__Given task__. All of the entries need to be written out again, exactly as they are.

## start Provided data

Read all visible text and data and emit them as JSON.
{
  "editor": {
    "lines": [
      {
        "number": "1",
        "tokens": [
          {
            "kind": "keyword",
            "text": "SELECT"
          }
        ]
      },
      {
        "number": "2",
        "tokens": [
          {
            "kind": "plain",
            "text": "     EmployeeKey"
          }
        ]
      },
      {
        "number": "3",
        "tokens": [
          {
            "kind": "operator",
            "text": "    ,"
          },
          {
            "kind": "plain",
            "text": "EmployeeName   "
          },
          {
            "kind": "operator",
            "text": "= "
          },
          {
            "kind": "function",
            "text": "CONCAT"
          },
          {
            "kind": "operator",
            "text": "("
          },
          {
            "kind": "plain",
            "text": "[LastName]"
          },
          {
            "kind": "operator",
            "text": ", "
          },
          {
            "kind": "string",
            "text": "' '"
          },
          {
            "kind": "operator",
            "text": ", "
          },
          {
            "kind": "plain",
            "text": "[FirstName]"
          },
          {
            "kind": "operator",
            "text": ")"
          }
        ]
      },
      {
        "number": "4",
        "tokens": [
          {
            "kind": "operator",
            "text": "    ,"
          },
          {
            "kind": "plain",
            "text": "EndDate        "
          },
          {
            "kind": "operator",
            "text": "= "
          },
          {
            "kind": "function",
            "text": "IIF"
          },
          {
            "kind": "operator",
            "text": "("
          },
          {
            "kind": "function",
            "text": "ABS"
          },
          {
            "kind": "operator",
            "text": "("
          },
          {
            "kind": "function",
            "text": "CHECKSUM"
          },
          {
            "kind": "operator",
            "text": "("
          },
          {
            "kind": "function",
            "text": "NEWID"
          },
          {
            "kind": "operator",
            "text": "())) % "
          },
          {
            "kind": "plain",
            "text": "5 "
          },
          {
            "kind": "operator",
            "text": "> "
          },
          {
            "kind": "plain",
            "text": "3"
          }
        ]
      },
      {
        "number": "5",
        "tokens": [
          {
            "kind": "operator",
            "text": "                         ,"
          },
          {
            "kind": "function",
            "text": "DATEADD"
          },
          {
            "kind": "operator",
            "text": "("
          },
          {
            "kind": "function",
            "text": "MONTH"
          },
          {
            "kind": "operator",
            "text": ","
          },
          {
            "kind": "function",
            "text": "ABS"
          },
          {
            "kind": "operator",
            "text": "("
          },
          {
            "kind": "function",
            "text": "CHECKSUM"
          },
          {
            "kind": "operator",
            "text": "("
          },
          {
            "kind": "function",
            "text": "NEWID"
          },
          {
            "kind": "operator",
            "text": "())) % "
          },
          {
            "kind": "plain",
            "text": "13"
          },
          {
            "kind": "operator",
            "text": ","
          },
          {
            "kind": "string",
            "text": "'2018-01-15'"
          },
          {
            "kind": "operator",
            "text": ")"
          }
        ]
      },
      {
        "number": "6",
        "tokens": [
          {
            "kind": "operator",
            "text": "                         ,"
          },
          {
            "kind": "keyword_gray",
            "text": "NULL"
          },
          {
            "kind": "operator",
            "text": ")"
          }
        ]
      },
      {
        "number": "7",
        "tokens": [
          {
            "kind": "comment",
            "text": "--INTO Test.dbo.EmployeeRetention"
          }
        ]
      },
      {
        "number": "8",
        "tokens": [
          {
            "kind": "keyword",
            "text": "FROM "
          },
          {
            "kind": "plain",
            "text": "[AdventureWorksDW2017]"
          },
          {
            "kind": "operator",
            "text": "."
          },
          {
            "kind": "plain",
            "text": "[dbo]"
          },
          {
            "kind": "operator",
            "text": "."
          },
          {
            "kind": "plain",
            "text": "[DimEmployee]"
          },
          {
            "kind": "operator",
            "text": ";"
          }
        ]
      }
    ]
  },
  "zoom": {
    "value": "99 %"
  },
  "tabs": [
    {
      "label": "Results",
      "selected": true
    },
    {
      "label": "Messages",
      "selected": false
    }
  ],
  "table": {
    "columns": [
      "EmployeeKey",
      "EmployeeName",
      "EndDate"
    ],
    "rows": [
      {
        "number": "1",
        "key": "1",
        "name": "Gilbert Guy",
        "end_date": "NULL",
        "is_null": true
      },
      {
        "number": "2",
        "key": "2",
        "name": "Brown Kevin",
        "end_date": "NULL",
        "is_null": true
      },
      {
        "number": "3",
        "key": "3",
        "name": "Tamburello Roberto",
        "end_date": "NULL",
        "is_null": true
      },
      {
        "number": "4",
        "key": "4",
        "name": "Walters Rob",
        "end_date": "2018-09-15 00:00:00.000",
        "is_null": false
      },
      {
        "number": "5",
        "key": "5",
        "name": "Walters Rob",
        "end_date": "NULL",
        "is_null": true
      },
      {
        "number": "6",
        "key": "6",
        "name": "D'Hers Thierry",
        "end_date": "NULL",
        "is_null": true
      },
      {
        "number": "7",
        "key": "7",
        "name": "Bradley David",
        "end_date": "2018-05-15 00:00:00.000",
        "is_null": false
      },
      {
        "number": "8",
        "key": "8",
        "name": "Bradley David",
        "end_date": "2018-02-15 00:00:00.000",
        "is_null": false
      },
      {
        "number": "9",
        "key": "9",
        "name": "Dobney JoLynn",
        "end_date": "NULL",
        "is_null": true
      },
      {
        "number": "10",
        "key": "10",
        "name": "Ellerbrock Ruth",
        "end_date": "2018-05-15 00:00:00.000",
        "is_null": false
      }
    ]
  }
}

## end Provided data

__Result of this task__.
Read all visible text and data and emit them as JSON.
{
  "editor": {
    "lines": [
      {
        "number": "1",
        "tokens": [
          {
            "kind": "keyword",
            "text": "SELECT"
          }
        ]
      },
      {
        "number": "2",
        "tokens": [
          {
            "kind": "plain",
            "text": "     EmployeeKey"
          }
        ]
      },
      {
        "number": "3",
        "tokens": [
          {
            "kind": "operator",
            "text": "    ,"
          },
          {
            "kind": "plain",
            "text": "EmployeeName   "
          },
          {
            "kind": "operator",
            "text": "= "
          },
          {
            "kind": "function",
            "text": "CONCAT"
          },
          {
            "kind": "operator",
            "text": "("
          },
          {
            "kind": "plain",
            "text": "[LastName]"
          },
          {
            "kind": "operator",
            "text": ", "
          },
          {
            "kind": "string",
            "text": "' '"
          },
          {
            "kind": "operator",
            "text": ", "
          },
          {
            "kind": "plain",
            "text": "[FirstName]"
          },
          {
            "kind": "operator",
            "text": ")"
          }
        ]
      },
      {
        "number": "4",
        "tokens": [
          {
            "kind": "operator",
            "text": "    ,"
          },
          {
            "kind": "plain",
            "text": "EndDate        "
          },
          {
            "kind": "operator",
            "text": "= "
          },
          {
            "kind": "function",
            "text": "IIF"
          },
          {
            "kind": "operator",
            "text": "("
          },
          {
            "kind": "function",
            "text": "ABS"
          },
          {
            "kind": "operator",
            "text": "("
          },
          {
            "kind": "function",
            "text": "CHECKSUM"
          },
          {
            "kind": "operator",
            "text": "("
          },
          {
            "kind": "function",
            "text": "NEWID"
          },
          {
            "kind": "operator",
            "text": "())) % "
          },
          {
            "kind": "plain",
            "text": "5 "
          },
          {
            "kind": "operator",
            "text": "> "
          },
          {
            "kind": "plain",
            "text": "3"
          }
        ]
      },
      {
        "number": "5",
        "tokens": [
          {
            "kind": "operator",
            "text": "                         ,"
          },
          {
            "kind": "function",
            "text": "DATEADD"
          },
          {
            "kind": "operator",
            "text": "("
          },
          {
            "kind": "function",
            "text": "MONTH"
          },
          {
            "kind": "operator",
            "text": ","
          },
          {
            "kind": "function",
            "text": "ABS"
          },
          {
            "kind": "operator",
            "text": "("
          },
          {
            "kind": "function",
            "text": "CHECKSUM"
          },
          {
            "kind": "operator",
            "text": "("
          },
          {
            "kind": "function",
            "text": "NEWID"
          },
          {
            "kind": "operator",
            "text": "())) % "
          },
          {
            "kind": "plain",
            "text": "13"
          },
          {
            "kind": "operator",
            "text": ","
          },
          {
            "kind": "string",
            "text": "'2018-01-15'"
          },
          {
            "kind": "operator",
            "text": ")"
          }
        ]
      },
      {
        "number": "6",
        "tokens": [
          {
            "kind": "operator",
            "text": "                         ,"
          },
          {
            "kind": "keyword_gray",
            "text": "NULL"
          },
          {
            "kind": "operator",
            "text": ")"
          }
        ]
      },
      {
        "number": "7",
        "tokens": [
          {
            "kind": "comment",
            "text": "--INTO Test.dbo.EmployeeRetention"
          }
        ]
      },
      {
        "number": "8",
        "tokens": [
          {
            "kind": "keyword",
            "text": "FROM "
          },
          {
            "kind": "plain",
            "text": "[AdventureWorksDW2017]"
          },
          {
            "kind": "operator",
            "text": "."
          },
          {
            "kind": "plain",
            "text": "[dbo]"
          },
          {
            "kind": "operator",
            "text": "."
          },
          {
            "kind": "plain",
            "text": "[DimEmployee]"
          },
          {
            "kind": "operator",
            "text": ";"
          }
        ]
      }
    ]
  },
  "zoom": {
    "value": "99 %"
  },
  "tabs": [
    {
      "label": "Results",
      "selected": true
    },
    {
      "label": "Messages",
      "selected": false
    }
  ],
  "table": {
    "columns": [
      "EmployeeKey",
      "EmployeeName",
      "EndDate"
    ],
    "rows": [
      {
        "number": "1",
        "key": "1",
        "name": "Gilbert Guy",
        "end_date": "NULL",
        "is_null": true
      },
      {
        "number": "2",
        "key": "2",
        "name": "Brown Kevin",
        "end_date": "NULL",
        "is_null": true
      },
      {
        "number": "3",
        "key": "3",
        "name": "Tamburello Roberto",
        "end_date": "NULL",
        "is_null": true
      },
      {
        "number": "4",
        "key": "4",
        "name": "Walters Rob",
        "end_date": "2018-09-15 00:00:00.000",
        "is_null": false
      },
      {
        "number": "5",
        "key": "5",
        "name": "Walters Rob",
        "end_date": "NULL",
        "is_null": true
      },
      {
        "number": "6",
        "key": "6",
        "name": "D'Hers Thierry",
        "end_date": "NULL",
        "is_null": true
      },
      {
        "number": "7",
        "key": "7",
        "name": "Bradley David",
        "end_date": "2018-05-15 00:00:00.000",
        "is_null": false
      },
      {
        "number": "8",
        "key": "8",
        "name": "Bradley David",
        "end_date": "2018-02-15 00:00:00.000",
        "is_null": false
      },
      {
        "number": "9",
        "key": "9",
        "name": "Dobney JoLynn",
        "end_date": "NULL",
        "is_null": true
      },
      {
        "number": "10",
        "key": "10",
        "name": "Ellerbrock Ruth",
        "end_date": "2018-05-15 00:00:00.000",
        "is_null": false
      }
    ]
  }
}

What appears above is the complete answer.